● Instruction
Repeat the records verbatim and leave the pictures out of your copy.

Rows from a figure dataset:
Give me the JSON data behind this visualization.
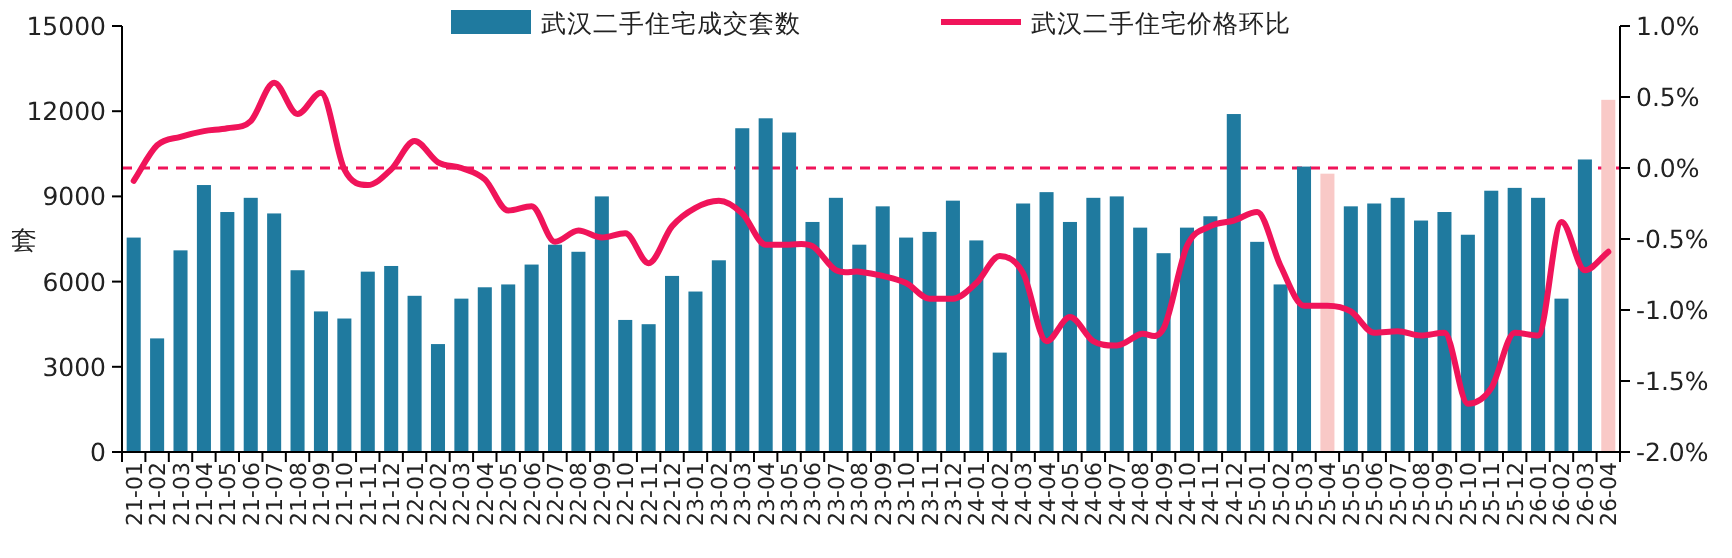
{
  "chart_data": {
    "type": "bar",
    "ylabel": "套",
    "legend": "top",
    "categories": [
      "21-01",
      "21-02",
      "21-03",
      "21-04",
      "21-05",
      "21-06",
      "21-07",
      "21-08",
      "21-09",
      "21-10",
      "21-11",
      "21-12",
      "22-01",
      "22-02",
      "22-03",
      "22-04",
      "22-05",
      "22-06",
      "22-07",
      "22-08",
      "22-09",
      "22-10",
      "22-11",
      "22-12",
      "23-01",
      "23-02",
      "23-03",
      "23-04",
      "23-05",
      "23-06",
      "23-07",
      "23-08",
      "23-09",
      "23-10",
      "23-11",
      "23-12",
      "24-01",
      "24-02",
      "24-03",
      "24-04",
      "24-05",
      "24-06",
      "24-07",
      "24-08",
      "24-09",
      "24-10",
      "24-11",
      "24-12",
      "25-01",
      "25-02",
      "25-03",
      "25-04",
      "25-05",
      "25-06",
      "25-07",
      "25-08",
      "25-09",
      "25-10",
      "25-11",
      "25-12",
      "26-01",
      "26-02",
      "26-03",
      "26-04"
    ],
    "series": [
      {
        "name": "武汉二手住宅成交套数",
        "color": "#1f7a9f",
        "colors": [
          "#1f7a9f",
          "#1f7a9f",
          "#1f7a9f",
          "#1f7a9f",
          "#1f7a9f",
          "#1f7a9f",
          "#1f7a9f",
          "#1f7a9f",
          "#1f7a9f",
          "#1f7a9f",
          "#1f7a9f",
          "#1f7a9f",
          "#1f7a9f",
          "#1f7a9f",
          "#1f7a9f",
          "#1f7a9f",
          "#1f7a9f",
          "#1f7a9f",
          "#1f7a9f",
          "#1f7a9f",
          "#1f7a9f",
          "#1f7a9f",
          "#1f7a9f",
          "#1f7a9f",
          "#1f7a9f",
          "#1f7a9f",
          "#1f7a9f",
          "#1f7a9f",
          "#1f7a9f",
          "#1f7a9f",
          "#1f7a9f",
          "#1f7a9f",
          "#1f7a9f",
          "#1f7a9f",
          "#1f7a9f",
          "#1f7a9f",
          "#1f7a9f",
          "#1f7a9f",
          "#1f7a9f",
          "#1f7a9f",
          "#1f7a9f",
          "#1f7a9f",
          "#1f7a9f",
          "#1f7a9f",
          "#1f7a9f",
          "#1f7a9f",
          "#1f7a9f",
          "#1f7a9f",
          "#1f7a9f",
          "#1f7a9f",
          "#1f7a9f",
          "#f9c9c7",
          "#1f7a9f",
          "#1f7a9f",
          "#1f7a9f",
          "#1f7a9f",
          "#1f7a9f",
          "#1f7a9f",
          "#1f7a9f",
          "#1f7a9f",
          "#1f7a9f",
          "#1f7a9f",
          "#1f7a9f",
          "#f9c9c7"
        ],
        "values": [
          7550,
          4000,
          7100,
          9400,
          8450,
          8950,
          8400,
          6400,
          4950,
          4700,
          6350,
          6550,
          5500,
          3800,
          5400,
          5800,
          5900,
          6600,
          7300,
          7050,
          9000,
          4650,
          4500,
          6200,
          5650,
          6750,
          11400,
          11750,
          11250,
          8100,
          8950,
          7300,
          8650,
          7550,
          7750,
          8850,
          7450,
          3500,
          8750,
          9150,
          8100,
          8950,
          9000,
          7900,
          7000,
          7900,
          8300,
          11900,
          7400,
          5900,
          10050,
          9800,
          8650,
          8750,
          8950,
          8150,
          8450,
          7650,
          9200,
          9300,
          8950,
          5400,
          10300,
          12400
        ]
      },
      {
        "name": "武汉二手住宅价格环比",
        "type": "line",
        "axis": "y2",
        "color": "#f0145a",
        "values": [
          -0.09,
          0.16,
          0.22,
          0.26,
          0.28,
          0.33,
          0.6,
          0.38,
          0.53,
          -0.01,
          -0.12,
          -0.01,
          0.19,
          0.04,
          0.0,
          -0.08,
          -0.3,
          -0.27,
          -0.52,
          -0.44,
          -0.49,
          -0.46,
          -0.67,
          -0.41,
          -0.28,
          -0.23,
          -0.32,
          -0.54,
          -0.54,
          -0.55,
          -0.72,
          -0.73,
          -0.76,
          -0.81,
          -0.92,
          -0.92,
          -0.81,
          -0.62,
          -0.74,
          -1.22,
          -1.05,
          -1.22,
          -1.25,
          -1.17,
          -1.13,
          -0.55,
          -0.41,
          -0.37,
          -0.31,
          -0.69,
          -0.97,
          -0.97,
          -1.01,
          -1.16,
          -1.15,
          -1.18,
          -1.16,
          -1.66,
          -1.55,
          -1.16,
          -1.18,
          -0.38,
          -0.72,
          -0.59
        ]
      }
    ],
    "ylim": [
      0,
      15000
    ],
    "yticks": [
      0,
      3000,
      6000,
      9000,
      12000,
      15000
    ],
    "y2lim": [
      -2.0,
      1.0
    ],
    "y2ticks": [
      {
        "value": -2.0,
        "label": "-2.0%"
      },
      {
        "value": -1.5,
        "label": "-1.5%"
      },
      {
        "value": -1.0,
        "label": "-1.0%"
      },
      {
        "value": -0.5,
        "label": "-0.5%"
      },
      {
        "value": 0.0,
        "label": "0.0%"
      },
      {
        "value": 0.5,
        "label": "0.5%"
      },
      {
        "value": 1.0,
        "label": "1.0%"
      }
    ],
    "ref_lines": [
      {
        "axis": "y2",
        "value": 0,
        "color": "#f0145a",
        "line_style": "dashed"
      }
    ]
  }
}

● Output for this exercise
Give me the JSON data behind this visualization.
{
  "chart_data": {
    "type": "bar",
    "ylabel": "套",
    "legend": "top",
    "categories": [
      "21-01",
      "21-02",
      "21-03",
      "21-04",
      "21-05",
      "21-06",
      "21-07",
      "21-08",
      "21-09",
      "21-10",
      "21-11",
      "21-12",
      "22-01",
      "22-02",
      "22-03",
      "22-04",
      "22-05",
      "22-06",
      "22-07",
      "22-08",
      "22-09",
      "22-10",
      "22-11",
      "22-12",
      "23-01",
      "23-02",
      "23-03",
      "23-04",
      "23-05",
      "23-06",
      "23-07",
      "23-08",
      "23-09",
      "23-10",
      "23-11",
      "23-12",
      "24-01",
      "24-02",
      "24-03",
      "24-04",
      "24-05",
      "24-06",
      "24-07",
      "24-08",
      "24-09",
      "24-10",
      "24-11",
      "24-12",
      "25-01",
      "25-02",
      "25-03",
      "25-04",
      "25-05",
      "25-06",
      "25-07",
      "25-08",
      "25-09",
      "25-10",
      "25-11",
      "25-12",
      "26-01",
      "26-02",
      "26-03",
      "26-04"
    ],
    "series": [
      {
        "name": "武汉二手住宅成交套数",
        "color": "#1f7a9f",
        "colors": [
          "#1f7a9f",
          "#1f7a9f",
          "#1f7a9f",
          "#1f7a9f",
          "#1f7a9f",
          "#1f7a9f",
          "#1f7a9f",
          "#1f7a9f",
          "#1f7a9f",
          "#1f7a9f",
          "#1f7a9f",
          "#1f7a9f",
          "#1f7a9f",
          "#1f7a9f",
          "#1f7a9f",
          "#1f7a9f",
          "#1f7a9f",
          "#1f7a9f",
          "#1f7a9f",
          "#1f7a9f",
          "#1f7a9f",
          "#1f7a9f",
          "#1f7a9f",
          "#1f7a9f",
          "#1f7a9f",
          "#1f7a9f",
          "#1f7a9f",
          "#1f7a9f",
          "#1f7a9f",
          "#1f7a9f",
          "#1f7a9f",
          "#1f7a9f",
          "#1f7a9f",
          "#1f7a9f",
          "#1f7a9f",
          "#1f7a9f",
          "#1f7a9f",
          "#1f7a9f",
          "#1f7a9f",
          "#1f7a9f",
          "#1f7a9f",
          "#1f7a9f",
          "#1f7a9f",
          "#1f7a9f",
          "#1f7a9f",
          "#1f7a9f",
          "#1f7a9f",
          "#1f7a9f",
          "#1f7a9f",
          "#1f7a9f",
          "#1f7a9f",
          "#f9c9c7",
          "#1f7a9f",
          "#1f7a9f",
          "#1f7a9f",
          "#1f7a9f",
          "#1f7a9f",
          "#1f7a9f",
          "#1f7a9f",
          "#1f7a9f",
          "#1f7a9f",
          "#1f7a9f",
          "#1f7a9f",
          "#f9c9c7"
        ],
        "values": [
          7550,
          4000,
          7100,
          9400,
          8450,
          8950,
          8400,
          6400,
          4950,
          4700,
          6350,
          6550,
          5500,
          3800,
          5400,
          5800,
          5900,
          6600,
          7300,
          7050,
          9000,
          4650,
          4500,
          6200,
          5650,
          6750,
          11400,
          11750,
          11250,
          8100,
          8950,
          7300,
          8650,
          7550,
          7750,
          8850,
          7450,
          3500,
          8750,
          9150,
          8100,
          8950,
          9000,
          7900,
          7000,
          7900,
          8300,
          11900,
          7400,
          5900,
          10050,
          9800,
          8650,
          8750,
          8950,
          8150,
          8450,
          7650,
          9200,
          9300,
          8950,
          5400,
          10300,
          12400
        ]
      },
      {
        "name": "武汉二手住宅价格环比",
        "type": "line",
        "axis": "y2",
        "color": "#f0145a",
        "values": [
          -0.09,
          0.16,
          0.22,
          0.26,
          0.28,
          0.33,
          0.6,
          0.38,
          0.53,
          -0.01,
          -0.12,
          -0.01,
          0.19,
          0.04,
          0.0,
          -0.08,
          -0.3,
          -0.27,
          -0.52,
          -0.44,
          -0.49,
          -0.46,
          -0.67,
          -0.41,
          -0.28,
          -0.23,
          -0.32,
          -0.54,
          -0.54,
          -0.55,
          -0.72,
          -0.73,
          -0.76,
          -0.81,
          -0.92,
          -0.92,
          -0.81,
          -0.62,
          -0.74,
          -1.22,
          -1.05,
          -1.22,
          -1.25,
          -1.17,
          -1.13,
          -0.55,
          -0.41,
          -0.37,
          -0.31,
          -0.69,
          -0.97,
          -0.97,
          -1.01,
          -1.16,
          -1.15,
          -1.18,
          -1.16,
          -1.66,
          -1.55,
          -1.16,
          -1.18,
          -0.38,
          -0.72,
          -0.59
        ]
      }
    ],
    "ylim": [
      0,
      15000
    ],
    "yticks": [
      0,
      3000,
      6000,
      9000,
      12000,
      15000
    ],
    "y2lim": [
      -2.0,
      1.0
    ],
    "y2ticks": [
      {
        "value": -2.0,
        "label": "-2.0%"
      },
      {
        "value": -1.5,
        "label": "-1.5%"
      },
      {
        "value": -1.0,
        "label": "-1.0%"
      },
      {
        "value": -0.5,
        "label": "-0.5%"
      },
      {
        "value": 0.0,
        "label": "0.0%"
      },
      {
        "value": 0.5,
        "label": "0.5%"
      },
      {
        "value": 1.0,
        "label": "1.0%"
      }
    ],
    "ref_lines": [
      {
        "axis": "y2",
        "value": 0,
        "color": "#f0145a",
        "line_style": "dashed"
      }
    ]
  }
}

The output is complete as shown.